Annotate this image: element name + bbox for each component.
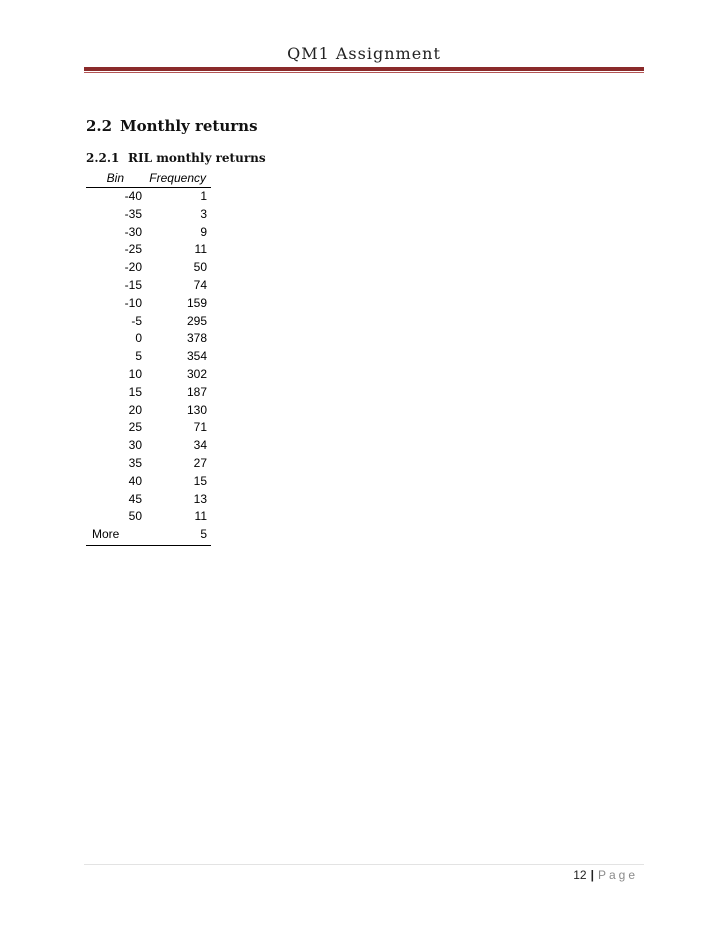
header-rule-thin — [84, 72, 644, 73]
table-row — [86, 188, 211, 206]
page-number: 12 — [573, 868, 587, 882]
cell-bin: 30 — [128, 438, 142, 453]
cell-bin: 15 — [128, 384, 142, 399]
cell-frequency: 50 — [193, 260, 207, 275]
cell-frequency: 3 — [200, 206, 207, 221]
cell-bin: -30 — [124, 224, 142, 239]
cell-frequency: 11 — [194, 509, 207, 524]
table-row — [86, 402, 211, 420]
cell-bin: More — [92, 527, 120, 542]
cell-bin: 20 — [128, 402, 142, 417]
table-row — [86, 241, 211, 259]
table-row — [86, 206, 211, 224]
table-row — [86, 491, 211, 509]
table-row — [86, 366, 211, 384]
table-body — [86, 188, 211, 544]
table-row — [86, 313, 211, 331]
subsection-number: 2.2.1 — [86, 151, 120, 165]
table-row — [86, 330, 211, 348]
cell-frequency: 1 — [200, 189, 207, 203]
cell-bin: -25 — [124, 242, 142, 257]
cell-frequency: 130 — [186, 402, 207, 417]
cell-bin: 10 — [128, 366, 142, 381]
table-header-row — [86, 169, 211, 188]
table-row — [86, 473, 211, 491]
cell-frequency: 159 — [186, 295, 207, 310]
section-number: 2.2 — [86, 117, 113, 135]
frequency-table — [86, 169, 211, 546]
page-footer — [573, 868, 638, 882]
table-row — [86, 419, 211, 437]
cell-bin: 40 — [128, 473, 142, 488]
footer-separator: | — [590, 868, 594, 882]
section-heading — [86, 117, 258, 135]
cell-frequency: 11 — [194, 242, 207, 257]
table-row — [86, 295, 211, 313]
cell-frequency: 27 — [193, 455, 207, 470]
cell-frequency: 71 — [193, 420, 207, 435]
column-header-frequency: Frequency — [149, 171, 206, 185]
table-row — [86, 277, 211, 295]
cell-bin: -35 — [124, 206, 142, 221]
table-row — [86, 348, 211, 366]
cell-frequency: 5 — [200, 527, 207, 542]
cell-bin: -5 — [131, 313, 142, 328]
cell-bin: 25 — [128, 420, 142, 435]
column-header-bin: Bin — [106, 171, 124, 185]
cell-frequency: 187 — [186, 384, 207, 399]
cell-frequency: 9 — [200, 224, 207, 239]
cell-frequency: 378 — [186, 331, 207, 346]
cell-bin: -40 — [124, 189, 142, 203]
cell-frequency: 295 — [186, 313, 207, 328]
subsection-title: RIL monthly returns — [128, 151, 266, 165]
cell-bin: 35 — [128, 455, 142, 470]
table-bottom-rule — [86, 545, 211, 546]
table-row — [86, 526, 211, 544]
table-row — [86, 455, 211, 473]
cell-bin: 5 — [135, 349, 142, 364]
section-title: Monthly returns — [120, 117, 258, 135]
table-row — [86, 437, 211, 455]
cell-bin: 50 — [128, 509, 142, 524]
cell-frequency: 302 — [186, 366, 207, 381]
header-rule — [84, 67, 644, 71]
cell-bin: -10 — [124, 295, 142, 310]
cell-frequency: 15 — [193, 473, 207, 488]
table-row — [86, 224, 211, 242]
table-row — [86, 508, 211, 526]
cell-frequency: 13 — [193, 491, 207, 506]
footer-rule — [84, 864, 644, 865]
cell-bin: 0 — [135, 331, 142, 346]
cell-frequency: 34 — [193, 438, 207, 453]
cell-bin: -20 — [124, 260, 142, 275]
table-row — [86, 259, 211, 277]
cell-frequency: 74 — [193, 277, 207, 292]
page-label: Page — [597, 868, 638, 882]
cell-frequency: 354 — [186, 349, 207, 364]
cell-bin: 45 — [128, 491, 142, 506]
cell-bin: -15 — [124, 277, 142, 292]
table-row — [86, 384, 211, 402]
page-header-title: QM1 Assignment — [287, 44, 441, 63]
subsection-heading — [86, 151, 266, 165]
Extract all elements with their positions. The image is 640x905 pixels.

______________________________

Written task :: List each line in the records above that contains the string "subsection", matching case exactly.

Response ::
subsection-number: 2.2.1 — [86, 151, 120, 165]
subsection-title: RIL monthly returns — [128, 151, 266, 165]
subsection-heading — [86, 151, 266, 165]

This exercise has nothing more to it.